(Rows from a dataset)
■ ■ ■

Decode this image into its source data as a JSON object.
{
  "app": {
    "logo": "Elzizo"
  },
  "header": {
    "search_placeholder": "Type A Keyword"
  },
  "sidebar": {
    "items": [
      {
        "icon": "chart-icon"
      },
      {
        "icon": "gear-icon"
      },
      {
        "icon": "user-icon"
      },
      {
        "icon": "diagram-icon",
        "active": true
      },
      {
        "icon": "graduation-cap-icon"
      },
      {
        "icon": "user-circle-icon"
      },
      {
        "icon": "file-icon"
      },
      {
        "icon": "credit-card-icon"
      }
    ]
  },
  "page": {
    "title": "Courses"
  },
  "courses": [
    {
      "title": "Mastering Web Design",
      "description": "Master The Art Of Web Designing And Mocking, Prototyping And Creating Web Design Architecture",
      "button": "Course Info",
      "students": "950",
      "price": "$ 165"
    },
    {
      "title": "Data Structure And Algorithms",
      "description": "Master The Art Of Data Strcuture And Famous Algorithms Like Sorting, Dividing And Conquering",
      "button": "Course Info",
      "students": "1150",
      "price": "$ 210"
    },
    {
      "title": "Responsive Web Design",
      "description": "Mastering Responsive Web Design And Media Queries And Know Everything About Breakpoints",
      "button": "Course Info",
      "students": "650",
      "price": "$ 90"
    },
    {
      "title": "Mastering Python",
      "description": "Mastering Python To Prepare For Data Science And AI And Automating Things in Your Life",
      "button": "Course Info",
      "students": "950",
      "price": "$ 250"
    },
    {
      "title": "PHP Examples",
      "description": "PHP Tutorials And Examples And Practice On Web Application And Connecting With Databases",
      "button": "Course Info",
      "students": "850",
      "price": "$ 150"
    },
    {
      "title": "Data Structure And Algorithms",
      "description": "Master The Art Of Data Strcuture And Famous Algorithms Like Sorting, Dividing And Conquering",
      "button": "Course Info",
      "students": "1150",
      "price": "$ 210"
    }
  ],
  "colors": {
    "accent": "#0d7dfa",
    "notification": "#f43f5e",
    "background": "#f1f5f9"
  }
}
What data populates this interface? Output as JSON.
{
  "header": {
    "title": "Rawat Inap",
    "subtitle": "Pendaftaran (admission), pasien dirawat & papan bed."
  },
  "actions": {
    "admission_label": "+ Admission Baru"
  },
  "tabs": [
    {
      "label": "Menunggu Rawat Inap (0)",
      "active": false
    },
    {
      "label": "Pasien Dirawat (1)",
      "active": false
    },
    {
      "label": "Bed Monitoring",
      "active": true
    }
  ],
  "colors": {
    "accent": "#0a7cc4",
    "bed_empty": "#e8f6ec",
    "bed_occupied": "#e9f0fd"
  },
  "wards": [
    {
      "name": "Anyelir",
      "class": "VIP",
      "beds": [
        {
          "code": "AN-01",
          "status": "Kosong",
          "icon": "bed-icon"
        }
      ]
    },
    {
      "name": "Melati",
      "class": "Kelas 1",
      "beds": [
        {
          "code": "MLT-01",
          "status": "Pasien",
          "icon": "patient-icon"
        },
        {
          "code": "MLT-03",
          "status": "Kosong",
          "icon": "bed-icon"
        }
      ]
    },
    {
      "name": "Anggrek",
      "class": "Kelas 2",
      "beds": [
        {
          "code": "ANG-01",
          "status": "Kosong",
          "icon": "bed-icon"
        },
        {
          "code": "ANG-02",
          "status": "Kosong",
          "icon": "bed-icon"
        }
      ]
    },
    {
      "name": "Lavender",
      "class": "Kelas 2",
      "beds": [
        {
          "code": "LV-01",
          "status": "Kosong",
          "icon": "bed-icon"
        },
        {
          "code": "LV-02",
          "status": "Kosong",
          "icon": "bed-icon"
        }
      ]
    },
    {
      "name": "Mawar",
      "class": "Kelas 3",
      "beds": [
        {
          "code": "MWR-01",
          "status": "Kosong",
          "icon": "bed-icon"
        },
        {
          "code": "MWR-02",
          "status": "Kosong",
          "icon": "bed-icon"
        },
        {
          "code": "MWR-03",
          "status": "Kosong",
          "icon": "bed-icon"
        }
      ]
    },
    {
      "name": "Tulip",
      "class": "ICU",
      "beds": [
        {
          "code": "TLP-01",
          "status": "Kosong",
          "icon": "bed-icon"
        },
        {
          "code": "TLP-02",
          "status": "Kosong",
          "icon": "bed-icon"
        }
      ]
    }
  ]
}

■ ■ ■

■ **To be done**
Take the entries and copy them out exactly.

■ **Worked solution**
Decode this image into its source data as a JSON object.
{
  "app": {
    "logo": "Elzizo"
  },
  "header": {
    "search_placeholder": "Type A Keyword"
  },
  "sidebar": {
    "items": [
      {
        "icon": "chart-icon"
      },
      {
        "icon": "gear-icon"
      },
      {
        "icon": "user-icon"
      },
      {
        "icon": "diagram-icon",
        "active": true
      },
      {
        "icon": "graduation-cap-icon"
      },
      {
        "icon": "user-circle-icon"
      },
      {
        "icon": "file-icon"
      },
      {
        "icon": "credit-card-icon"
      }
    ]
  },
  "page": {
    "title": "Courses"
  },
  "courses": [
    {
      "title": "Mastering Web Design",
      "description": "Master The Art Of Web Designing And Mocking, Prototyping And Creating Web Design Architecture",
      "button": "Course Info",
      "students": "950",
      "price": "$ 165"
    },
    {
      "title": "Data Structure And Algorithms",
      "description": "Master The Art Of Data Strcuture And Famous Algorithms Like Sorting, Dividing And Conquering",
      "button": "Course Info",
      "students": "1150",
      "price": "$ 210"
    },
    {
      "title": "Responsive Web Design",
      "description": "Mastering Responsive Web Design And Media Queries And Know Everything About Breakpoints",
      "button": "Course Info",
      "students": "650",
      "price": "$ 90"
    },
    {
      "title": "Mastering Python",
      "description": "Mastering Python To Prepare For Data Science And AI And Automating Things in Your Life",
      "button": "Course Info",
      "students": "950",
      "price": "$ 250"
    },
    {
      "title": "PHP Examples",
      "description": "PHP Tutorials And Examples And Practice On Web Application And Connecting With Databases",
      "button": "Course Info",
      "students": "850",
      "price": "$ 150"
    },
    {
      "title": "Data Structure And Algorithms",
      "description": "Master The Art Of Data Strcuture And Famous Algorithms Like Sorting, Dividing And Conquering",
      "button": "Course Info",
      "students": "1150",
      "price": "$ 210"
    }
  ],
  "colors": {
    "accent": "#0d7dfa",
    "notification": "#f43f5e",
    "background": "#f1f5f9"
  }
}
What data populates this interface? Output as JSON.
{
  "header": {
    "title": "Rawat Inap",
    "subtitle": "Pendaftaran (admission), pasien dirawat & papan bed."
  },
  "actions": {
    "admission_label": "+ Admission Baru"
  },
  "tabs": [
    {
      "label": "Menunggu Rawat Inap (0)",
      "active": false
    },
    {
      "label": "Pasien Dirawat (1)",
      "active": false
    },
    {
      "label": "Bed Monitoring",
      "active": true
    }
  ],
  "colors": {
    "accent": "#0a7cc4",
    "bed_empty": "#e8f6ec",
    "bed_occupied": "#e9f0fd"
  },
  "wards": [
    {
      "name": "Anyelir",
      "class": "VIP",
      "beds": [
        {
          "code": "AN-01",
          "status": "Kosong",
          "icon": "bed-icon"
        }
      ]
    },
    {
      "name": "Melati",
      "class": "Kelas 1",
      "beds": [
        {
          "code": "MLT-01",
          "status": "Pasien",
          "icon": "patient-icon"
        },
        {
          "code": "MLT-03",
          "status": "Kosong",
          "icon": "bed-icon"
        }
      ]
    },
    {
      "name": "Anggrek",
      "class": "Kelas 2",
      "beds": [
        {
          "code": "ANG-01",
          "status": "Kosong",
          "icon": "bed-icon"
        },
        {
          "code": "ANG-02",
          "status": "Kosong",
          "icon": "bed-icon"
        }
      ]
    },
    {
      "name": "Lavender",
      "class": "Kelas 2",
      "beds": [
        {
          "code": "LV-01",
          "status": "Kosong",
          "icon": "bed-icon"
        },
        {
          "code": "LV-02",
          "status": "Kosong",
          "icon": "bed-icon"
        }
      ]
    },
    {
      "name": "Mawar",
      "class": "Kelas 3",
      "beds": [
        {
          "code": "MWR-01",
          "status": "Kosong",
          "icon": "bed-icon"
        },
        {
          "code": "MWR-02",
          "status": "Kosong",
          "icon": "bed-icon"
        },
        {
          "code": "MWR-03",
          "status": "Kosong",
          "icon": "bed-icon"
        }
      ]
    },
    {
      "name": "Tulip",
      "class": "ICU",
      "beds": [
        {
          "code": "TLP-01",
          "status": "Kosong",
          "icon": "bed-icon"
        },
        {
          "code": "TLP-02",
          "status": "Kosong",
          "icon": "bed-icon"
        }
      ]
    }
  ]
}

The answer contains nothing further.